TASK TO COMPLETE: Update the records below, replacing each occurrence of "main-bar" with "primary-bar" and leaving everything else unchanged.

AVAILABLE DATA:
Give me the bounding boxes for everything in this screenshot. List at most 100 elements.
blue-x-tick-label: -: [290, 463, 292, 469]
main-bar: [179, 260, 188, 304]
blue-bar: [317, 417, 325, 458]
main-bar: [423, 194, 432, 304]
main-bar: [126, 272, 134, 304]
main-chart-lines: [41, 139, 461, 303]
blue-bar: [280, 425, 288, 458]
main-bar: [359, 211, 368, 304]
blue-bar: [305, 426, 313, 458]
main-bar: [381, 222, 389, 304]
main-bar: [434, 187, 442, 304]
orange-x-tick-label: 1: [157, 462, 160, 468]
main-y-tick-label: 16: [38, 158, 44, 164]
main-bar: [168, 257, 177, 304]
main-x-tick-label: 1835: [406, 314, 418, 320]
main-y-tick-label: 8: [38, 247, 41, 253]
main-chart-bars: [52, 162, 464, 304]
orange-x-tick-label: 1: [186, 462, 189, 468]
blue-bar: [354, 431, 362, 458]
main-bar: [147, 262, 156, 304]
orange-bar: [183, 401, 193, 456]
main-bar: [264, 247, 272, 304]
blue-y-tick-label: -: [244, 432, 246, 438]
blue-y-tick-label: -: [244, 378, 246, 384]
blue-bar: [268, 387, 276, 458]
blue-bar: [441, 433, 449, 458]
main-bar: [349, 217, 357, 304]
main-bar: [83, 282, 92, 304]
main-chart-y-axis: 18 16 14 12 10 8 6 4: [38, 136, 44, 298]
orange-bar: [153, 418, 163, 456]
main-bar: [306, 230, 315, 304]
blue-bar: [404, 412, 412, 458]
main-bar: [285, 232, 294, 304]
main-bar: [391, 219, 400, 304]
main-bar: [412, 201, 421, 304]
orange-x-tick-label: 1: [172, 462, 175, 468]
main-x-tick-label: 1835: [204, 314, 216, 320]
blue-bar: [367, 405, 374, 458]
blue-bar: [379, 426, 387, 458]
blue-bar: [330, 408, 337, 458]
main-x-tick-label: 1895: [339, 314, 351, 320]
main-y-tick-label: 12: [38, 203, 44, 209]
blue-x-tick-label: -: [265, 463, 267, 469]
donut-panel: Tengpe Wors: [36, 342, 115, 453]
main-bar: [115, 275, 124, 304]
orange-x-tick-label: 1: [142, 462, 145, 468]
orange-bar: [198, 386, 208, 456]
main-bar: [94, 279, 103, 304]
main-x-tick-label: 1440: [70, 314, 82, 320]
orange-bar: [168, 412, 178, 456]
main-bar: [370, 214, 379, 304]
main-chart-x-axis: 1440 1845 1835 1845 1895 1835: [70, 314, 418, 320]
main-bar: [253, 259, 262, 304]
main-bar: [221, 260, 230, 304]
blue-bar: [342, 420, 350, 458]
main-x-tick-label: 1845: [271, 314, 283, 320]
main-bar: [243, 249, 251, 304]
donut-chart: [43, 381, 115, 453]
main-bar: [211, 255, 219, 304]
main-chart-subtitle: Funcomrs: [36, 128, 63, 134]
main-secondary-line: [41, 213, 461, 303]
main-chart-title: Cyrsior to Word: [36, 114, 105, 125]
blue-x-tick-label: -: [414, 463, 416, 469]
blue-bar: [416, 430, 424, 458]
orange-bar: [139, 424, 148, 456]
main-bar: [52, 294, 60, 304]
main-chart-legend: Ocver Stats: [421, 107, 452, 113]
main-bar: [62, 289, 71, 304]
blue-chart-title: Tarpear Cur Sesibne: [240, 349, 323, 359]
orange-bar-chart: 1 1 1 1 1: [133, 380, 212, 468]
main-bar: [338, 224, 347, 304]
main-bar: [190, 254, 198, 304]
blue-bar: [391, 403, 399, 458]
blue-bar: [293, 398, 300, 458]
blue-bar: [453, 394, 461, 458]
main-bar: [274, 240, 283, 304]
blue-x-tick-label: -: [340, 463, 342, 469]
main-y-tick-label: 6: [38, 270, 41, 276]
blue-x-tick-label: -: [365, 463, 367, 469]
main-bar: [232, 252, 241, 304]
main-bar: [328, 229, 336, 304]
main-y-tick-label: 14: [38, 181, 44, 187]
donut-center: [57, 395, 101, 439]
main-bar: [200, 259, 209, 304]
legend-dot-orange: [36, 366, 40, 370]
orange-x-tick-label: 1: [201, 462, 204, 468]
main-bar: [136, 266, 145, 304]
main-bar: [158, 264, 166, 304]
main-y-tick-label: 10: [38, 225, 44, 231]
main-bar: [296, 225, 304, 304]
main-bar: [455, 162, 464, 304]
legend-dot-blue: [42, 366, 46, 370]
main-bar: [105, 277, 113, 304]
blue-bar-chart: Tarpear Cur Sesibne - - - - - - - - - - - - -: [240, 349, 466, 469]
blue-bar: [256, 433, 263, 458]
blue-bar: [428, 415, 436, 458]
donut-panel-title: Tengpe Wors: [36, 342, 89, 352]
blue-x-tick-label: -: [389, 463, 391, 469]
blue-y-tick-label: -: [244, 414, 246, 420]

EXPECTED ANSWER:
Give me the bounding boxes for everything in this screenshot. List at most 100 elements.
blue-x-tick-label: -: [290, 463, 292, 469]
primary-bar: [179, 260, 188, 304]
blue-bar: [317, 417, 325, 458]
primary-bar: [423, 194, 432, 304]
primary-bar: [126, 272, 134, 304]
main-chart-lines: [41, 139, 461, 303]
blue-bar: [280, 425, 288, 458]
primary-bar: [359, 211, 368, 304]
blue-bar: [305, 426, 313, 458]
primary-bar: [381, 222, 389, 304]
primary-bar: [434, 187, 442, 304]
orange-x-tick-label: 1: [157, 462, 160, 468]
main-y-tick-label: 16: [38, 158, 44, 164]
primary-bar: [168, 257, 177, 304]
main-x-tick-label: 1835: [406, 314, 418, 320]
main-y-tick-label: 8: [38, 247, 41, 253]
main-chart-bars: [52, 162, 464, 304]
orange-x-tick-label: 1: [186, 462, 189, 468]
blue-bar: [354, 431, 362, 458]
primary-bar: [147, 262, 156, 304]
orange-bar: [183, 401, 193, 456]
primary-bar: [264, 247, 272, 304]
blue-y-tick-label: -: [244, 432, 246, 438]
blue-y-tick-label: -: [244, 378, 246, 384]
blue-bar: [268, 387, 276, 458]
blue-bar: [441, 433, 449, 458]
primary-bar: [349, 217, 357, 304]
primary-bar: [83, 282, 92, 304]
main-chart-y-axis: 18 16 14 12 10 8 6 4: [38, 136, 44, 298]
orange-bar: [153, 418, 163, 456]
primary-bar: [306, 230, 315, 304]
blue-bar: [404, 412, 412, 458]
primary-bar: [285, 232, 294, 304]
primary-bar: [391, 219, 400, 304]
primary-bar: [412, 201, 421, 304]
orange-x-tick-label: 1: [172, 462, 175, 468]
main-x-tick-label: 1835: [204, 314, 216, 320]
blue-bar: [367, 405, 374, 458]
blue-bar: [379, 426, 387, 458]
blue-bar: [330, 408, 337, 458]
main-x-tick-label: 1895: [339, 314, 351, 320]
main-y-tick-label: 12: [38, 203, 44, 209]
blue-x-tick-label: -: [265, 463, 267, 469]
donut-panel: Tengpe Wors: [36, 342, 115, 453]
primary-bar: [115, 275, 124, 304]
orange-x-tick-label: 1: [142, 462, 145, 468]
orange-bar: [198, 386, 208, 456]
primary-bar: [94, 279, 103, 304]
main-x-tick-label: 1440: [70, 314, 82, 320]
orange-bar: [168, 412, 178, 456]
primary-bar: [370, 214, 379, 304]
main-chart-x-axis: 1440 1845 1835 1845 1895 1835: [70, 314, 418, 320]
primary-bar: [253, 259, 262, 304]
primary-bar: [221, 260, 230, 304]
blue-bar: [342, 420, 350, 458]
main-x-tick-label: 1845: [271, 314, 283, 320]
primary-bar: [243, 249, 251, 304]
donut-chart: [43, 381, 115, 453]
primary-bar: [211, 255, 219, 304]
main-chart-subtitle: Funcomrs: [36, 128, 63, 134]
main-secondary-line: [41, 213, 461, 303]
main-chart-title: Cyrsior to Word: [36, 114, 105, 125]
blue-x-tick-label: -: [414, 463, 416, 469]
blue-bar: [416, 430, 424, 458]
orange-bar: [139, 424, 148, 456]
primary-bar: [52, 294, 60, 304]
main-chart-legend: Ocver Stats: [421, 107, 452, 113]
primary-bar: [62, 289, 71, 304]
blue-chart-title: Tarpear Cur Sesibne: [240, 349, 323, 359]
orange-bar-chart: 1 1 1 1 1: [133, 380, 212, 468]
primary-bar: [338, 224, 347, 304]
primary-bar: [190, 254, 198, 304]
blue-bar: [391, 403, 399, 458]
blue-bar: [293, 398, 300, 458]
blue-bar: [453, 394, 461, 458]
primary-bar: [274, 240, 283, 304]
blue-x-tick-label: -: [340, 463, 342, 469]
main-y-tick-label: 6: [38, 270, 41, 276]
blue-x-tick-label: -: [365, 463, 367, 469]
primary-bar: [232, 252, 241, 304]
primary-bar: [328, 229, 336, 304]
main-y-tick-label: 14: [38, 181, 44, 187]
donut-center: [57, 395, 101, 439]
primary-bar: [200, 259, 209, 304]
legend-dot-orange: [36, 366, 40, 370]
orange-x-tick-label: 1: [201, 462, 204, 468]
primary-bar: [136, 266, 145, 304]
primary-bar: [158, 264, 166, 304]
main-y-tick-label: 10: [38, 225, 44, 231]
primary-bar: [296, 225, 304, 304]
primary-bar: [455, 162, 464, 304]
legend-dot-blue: [42, 366, 46, 370]
primary-bar: [105, 277, 113, 304]
blue-bar-chart: Tarpear Cur Sesibne - - - - - - - - - - - - -: [240, 349, 466, 469]
blue-bar: [256, 433, 263, 458]
blue-bar: [428, 415, 436, 458]
donut-panel-title: Tengpe Wors: [36, 342, 89, 352]
blue-x-tick-label: -: [389, 463, 391, 469]
blue-y-tick-label: -: [244, 414, 246, 420]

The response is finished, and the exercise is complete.